--- Dataset records ---
## BEGIN

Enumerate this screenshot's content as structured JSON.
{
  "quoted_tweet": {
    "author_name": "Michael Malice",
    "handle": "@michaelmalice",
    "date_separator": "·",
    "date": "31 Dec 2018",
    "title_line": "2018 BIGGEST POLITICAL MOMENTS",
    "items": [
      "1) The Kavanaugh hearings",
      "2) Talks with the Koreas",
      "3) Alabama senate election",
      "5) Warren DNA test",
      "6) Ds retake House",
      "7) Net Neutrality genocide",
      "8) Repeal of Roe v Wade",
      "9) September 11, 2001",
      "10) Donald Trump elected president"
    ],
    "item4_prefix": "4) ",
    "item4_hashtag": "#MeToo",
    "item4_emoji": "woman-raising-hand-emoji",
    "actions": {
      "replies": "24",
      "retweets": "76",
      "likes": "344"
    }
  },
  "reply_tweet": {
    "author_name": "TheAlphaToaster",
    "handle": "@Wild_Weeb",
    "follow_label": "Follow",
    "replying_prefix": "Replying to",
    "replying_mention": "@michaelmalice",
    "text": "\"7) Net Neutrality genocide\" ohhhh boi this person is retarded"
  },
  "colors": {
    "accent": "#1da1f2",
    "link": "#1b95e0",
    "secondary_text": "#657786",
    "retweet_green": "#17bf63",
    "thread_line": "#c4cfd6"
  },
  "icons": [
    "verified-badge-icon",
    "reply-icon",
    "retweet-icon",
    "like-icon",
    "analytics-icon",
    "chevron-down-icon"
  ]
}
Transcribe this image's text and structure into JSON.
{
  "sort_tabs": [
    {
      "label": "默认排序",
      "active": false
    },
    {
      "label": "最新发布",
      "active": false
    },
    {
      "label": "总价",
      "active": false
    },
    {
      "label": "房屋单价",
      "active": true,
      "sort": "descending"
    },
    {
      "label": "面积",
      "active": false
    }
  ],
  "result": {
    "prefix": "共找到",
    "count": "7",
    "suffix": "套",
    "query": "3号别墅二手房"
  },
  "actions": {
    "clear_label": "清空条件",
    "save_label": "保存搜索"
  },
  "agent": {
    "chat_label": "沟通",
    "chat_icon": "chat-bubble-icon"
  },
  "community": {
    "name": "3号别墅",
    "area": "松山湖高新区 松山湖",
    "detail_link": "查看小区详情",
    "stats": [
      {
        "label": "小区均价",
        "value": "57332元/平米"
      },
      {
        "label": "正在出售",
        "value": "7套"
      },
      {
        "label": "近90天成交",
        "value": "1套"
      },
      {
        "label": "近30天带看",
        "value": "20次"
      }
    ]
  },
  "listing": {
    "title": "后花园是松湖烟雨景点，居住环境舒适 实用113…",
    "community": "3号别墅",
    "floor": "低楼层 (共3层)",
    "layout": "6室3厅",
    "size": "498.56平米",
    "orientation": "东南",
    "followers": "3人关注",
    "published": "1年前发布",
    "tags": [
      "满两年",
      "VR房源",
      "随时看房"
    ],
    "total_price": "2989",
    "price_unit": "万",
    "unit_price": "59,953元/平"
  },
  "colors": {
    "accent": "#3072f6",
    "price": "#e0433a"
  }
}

## END

--- INSTRUCTION ---
Write down all the entries again without a single difference.

--- WRITTEN SOLUTION ---
Enumerate this screenshot's content as structured JSON.
{
  "quoted_tweet": {
    "author_name": "Michael Malice",
    "handle": "@michaelmalice",
    "date_separator": "·",
    "date": "31 Dec 2018",
    "title_line": "2018 BIGGEST POLITICAL MOMENTS",
    "items": [
      "1) The Kavanaugh hearings",
      "2) Talks with the Koreas",
      "3) Alabama senate election",
      "5) Warren DNA test",
      "6) Ds retake House",
      "7) Net Neutrality genocide",
      "8) Repeal of Roe v Wade",
      "9) September 11, 2001",
      "10) Donald Trump elected president"
    ],
    "item4_prefix": "4) ",
    "item4_hashtag": "#MeToo",
    "item4_emoji": "woman-raising-hand-emoji",
    "actions": {
      "replies": "24",
      "retweets": "76",
      "likes": "344"
    }
  },
  "reply_tweet": {
    "author_name": "TheAlphaToaster",
    "handle": "@Wild_Weeb",
    "follow_label": "Follow",
    "replying_prefix": "Replying to",
    "replying_mention": "@michaelmalice",
    "text": "\"7) Net Neutrality genocide\" ohhhh boi this person is retarded"
  },
  "colors": {
    "accent": "#1da1f2",
    "link": "#1b95e0",
    "secondary_text": "#657786",
    "retweet_green": "#17bf63",
    "thread_line": "#c4cfd6"
  },
  "icons": [
    "verified-badge-icon",
    "reply-icon",
    "retweet-icon",
    "like-icon",
    "analytics-icon",
    "chevron-down-icon"
  ]
}
Transcribe this image's text and structure into JSON.
{
  "sort_tabs": [
    {
      "label": "默认排序",
      "active": false
    },
    {
      "label": "最新发布",
      "active": false
    },
    {
      "label": "总价",
      "active": false
    },
    {
      "label": "房屋单价",
      "active": true,
      "sort": "descending"
    },
    {
      "label": "面积",
      "active": false
    }
  ],
  "result": {
    "prefix": "共找到",
    "count": "7",
    "suffix": "套",
    "query": "3号别墅二手房"
  },
  "actions": {
    "clear_label": "清空条件",
    "save_label": "保存搜索"
  },
  "agent": {
    "chat_label": "沟通",
    "chat_icon": "chat-bubble-icon"
  },
  "community": {
    "name": "3号别墅",
    "area": "松山湖高新区 松山湖",
    "detail_link": "查看小区详情",
    "stats": [
      {
        "label": "小区均价",
        "value": "57332元/平米"
      },
      {
        "label": "正在出售",
        "value": "7套"
      },
      {
        "label": "近90天成交",
        "value": "1套"
      },
      {
        "label": "近30天带看",
        "value": "20次"
      }
    ]
  },
  "listing": {
    "title": "后花园是松湖烟雨景点，居住环境舒适 实用113…",
    "community": "3号别墅",
    "floor": "低楼层 (共3层)",
    "layout": "6室3厅",
    "size": "498.56平米",
    "orientation": "东南",
    "followers": "3人关注",
    "published": "1年前发布",
    "tags": [
      "满两年",
      "VR房源",
      "随时看房"
    ],
    "total_price": "2989",
    "price_unit": "万",
    "unit_price": "59,953元/平"
  },
  "colors": {
    "accent": "#3072f6",
    "price": "#e0433a"
  }
}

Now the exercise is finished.